Your goal → Skip the images and return the records below exactly.

● ● ● ● ● ● ●

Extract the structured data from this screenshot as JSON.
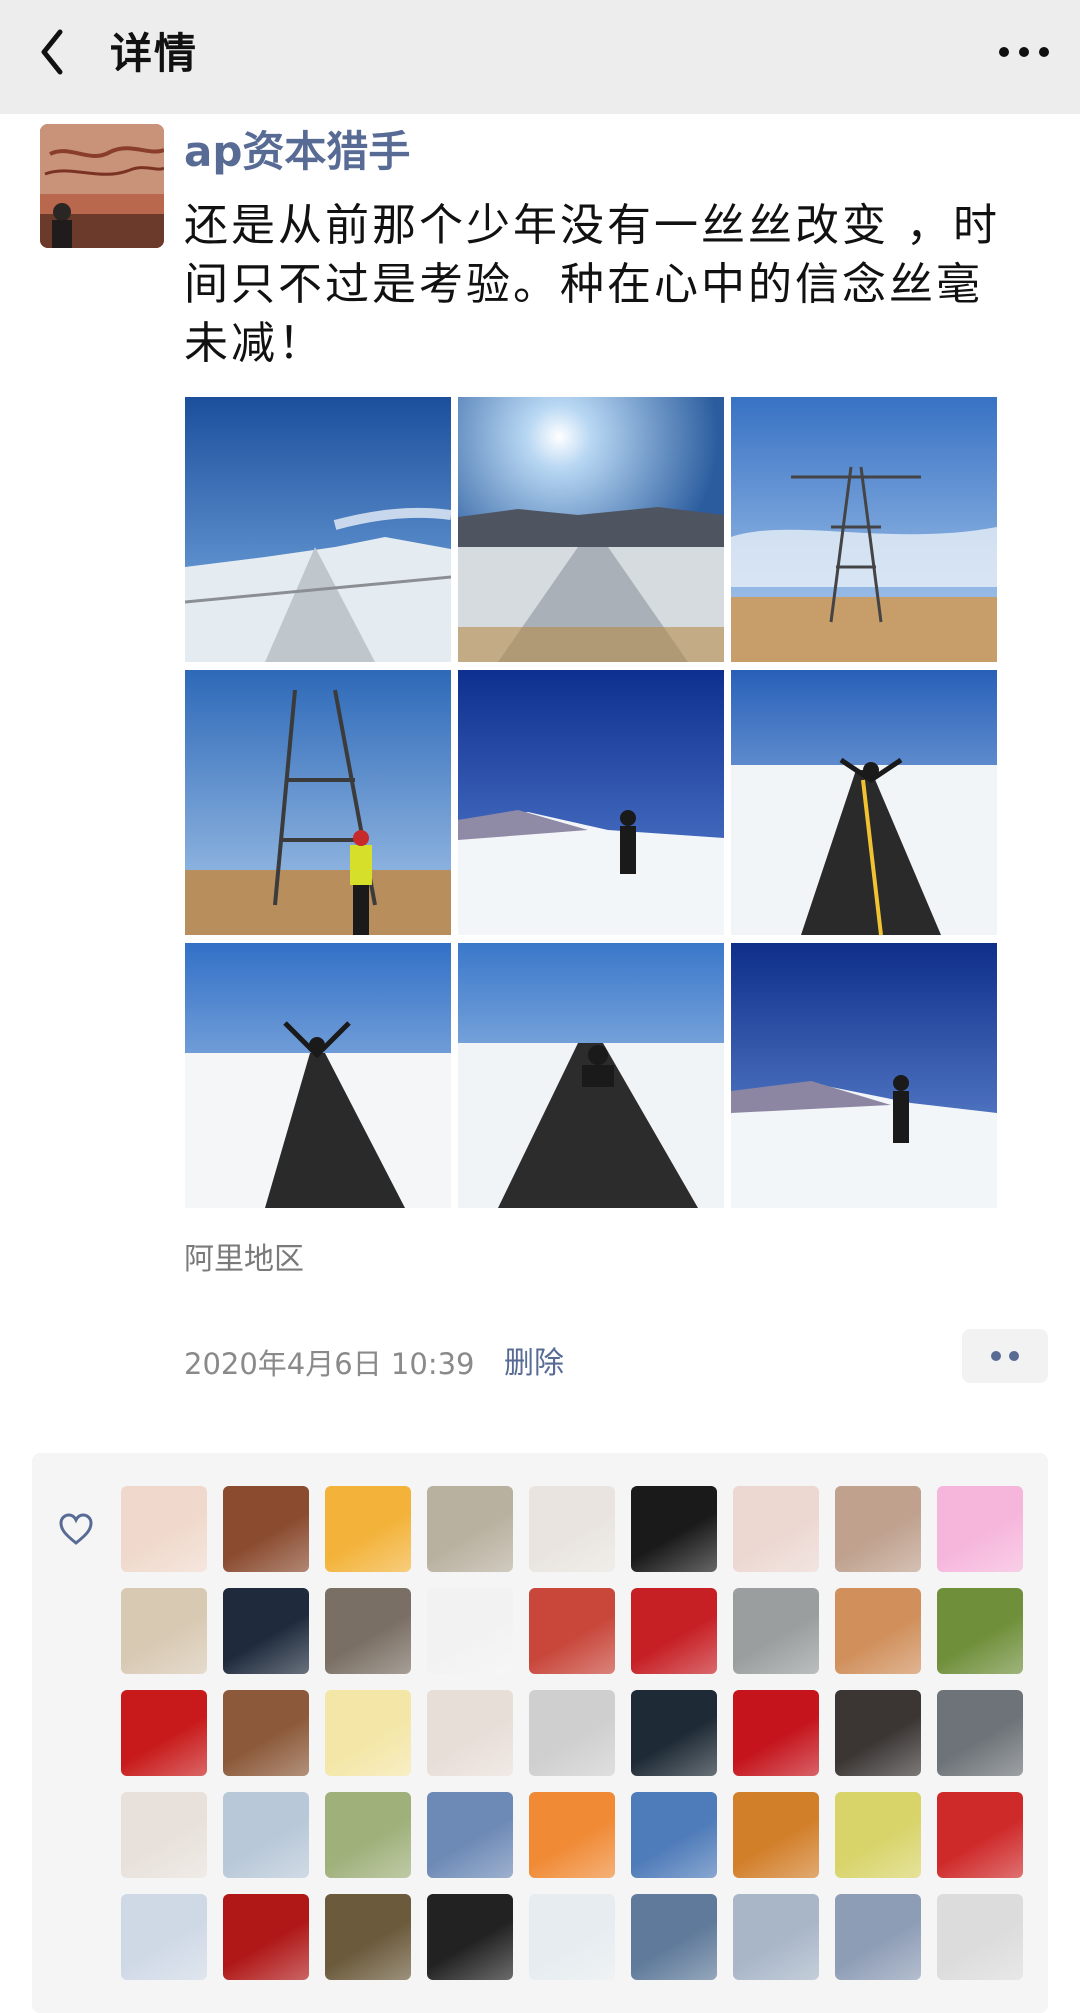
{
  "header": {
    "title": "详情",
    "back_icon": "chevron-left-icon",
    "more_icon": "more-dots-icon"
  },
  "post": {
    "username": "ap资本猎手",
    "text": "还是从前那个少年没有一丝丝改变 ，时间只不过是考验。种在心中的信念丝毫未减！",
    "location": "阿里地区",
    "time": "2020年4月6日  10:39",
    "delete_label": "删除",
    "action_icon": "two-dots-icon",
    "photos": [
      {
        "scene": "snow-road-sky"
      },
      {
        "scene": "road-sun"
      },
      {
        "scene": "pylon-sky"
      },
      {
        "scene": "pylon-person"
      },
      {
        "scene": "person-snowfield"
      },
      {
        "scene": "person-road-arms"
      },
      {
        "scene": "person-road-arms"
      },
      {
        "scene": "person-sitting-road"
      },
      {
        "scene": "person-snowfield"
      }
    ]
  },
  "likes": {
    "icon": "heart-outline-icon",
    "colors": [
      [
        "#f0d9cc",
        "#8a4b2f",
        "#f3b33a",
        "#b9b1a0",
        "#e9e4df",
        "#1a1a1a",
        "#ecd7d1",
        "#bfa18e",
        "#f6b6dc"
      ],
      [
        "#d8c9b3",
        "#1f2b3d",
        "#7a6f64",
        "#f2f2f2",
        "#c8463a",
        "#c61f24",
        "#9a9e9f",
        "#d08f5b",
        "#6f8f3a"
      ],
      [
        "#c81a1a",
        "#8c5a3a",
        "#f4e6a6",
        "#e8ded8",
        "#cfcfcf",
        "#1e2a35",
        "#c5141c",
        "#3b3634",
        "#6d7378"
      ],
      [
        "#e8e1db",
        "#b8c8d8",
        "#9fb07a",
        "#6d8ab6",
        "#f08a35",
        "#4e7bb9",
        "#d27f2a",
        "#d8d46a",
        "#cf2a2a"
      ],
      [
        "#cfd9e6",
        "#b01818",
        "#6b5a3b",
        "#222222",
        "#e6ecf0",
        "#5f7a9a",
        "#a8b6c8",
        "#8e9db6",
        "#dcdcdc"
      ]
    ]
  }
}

● ● ● ● ● ● ●

Response →
Extract the structured data from this screenshot as JSON.
{
  "header": {
    "title": "详情",
    "back_icon": "chevron-left-icon",
    "more_icon": "more-dots-icon"
  },
  "post": {
    "username": "ap资本猎手",
    "text": "还是从前那个少年没有一丝丝改变 ，时间只不过是考验。种在心中的信念丝毫未减！",
    "location": "阿里地区",
    "time": "2020年4月6日  10:39",
    "delete_label": "删除",
    "action_icon": "two-dots-icon",
    "photos": [
      {
        "scene": "snow-road-sky"
      },
      {
        "scene": "road-sun"
      },
      {
        "scene": "pylon-sky"
      },
      {
        "scene": "pylon-person"
      },
      {
        "scene": "person-snowfield"
      },
      {
        "scene": "person-road-arms"
      },
      {
        "scene": "person-road-arms"
      },
      {
        "scene": "person-sitting-road"
      },
      {
        "scene": "person-snowfield"
      }
    ]
  },
  "likes": {
    "icon": "heart-outline-icon",
    "colors": [
      [
        "#f0d9cc",
        "#8a4b2f",
        "#f3b33a",
        "#b9b1a0",
        "#e9e4df",
        "#1a1a1a",
        "#ecd7d1",
        "#bfa18e",
        "#f6b6dc"
      ],
      [
        "#d8c9b3",
        "#1f2b3d",
        "#7a6f64",
        "#f2f2f2",
        "#c8463a",
        "#c61f24",
        "#9a9e9f",
        "#d08f5b",
        "#6f8f3a"
      ],
      [
        "#c81a1a",
        "#8c5a3a",
        "#f4e6a6",
        "#e8ded8",
        "#cfcfcf",
        "#1e2a35",
        "#c5141c",
        "#3b3634",
        "#6d7378"
      ],
      [
        "#e8e1db",
        "#b8c8d8",
        "#9fb07a",
        "#6d8ab6",
        "#f08a35",
        "#4e7bb9",
        "#d27f2a",
        "#d8d46a",
        "#cf2a2a"
      ],
      [
        "#cfd9e6",
        "#b01818",
        "#6b5a3b",
        "#222222",
        "#e6ecf0",
        "#5f7a9a",
        "#a8b6c8",
        "#8e9db6",
        "#dcdcdc"
      ]
    ]
  }
}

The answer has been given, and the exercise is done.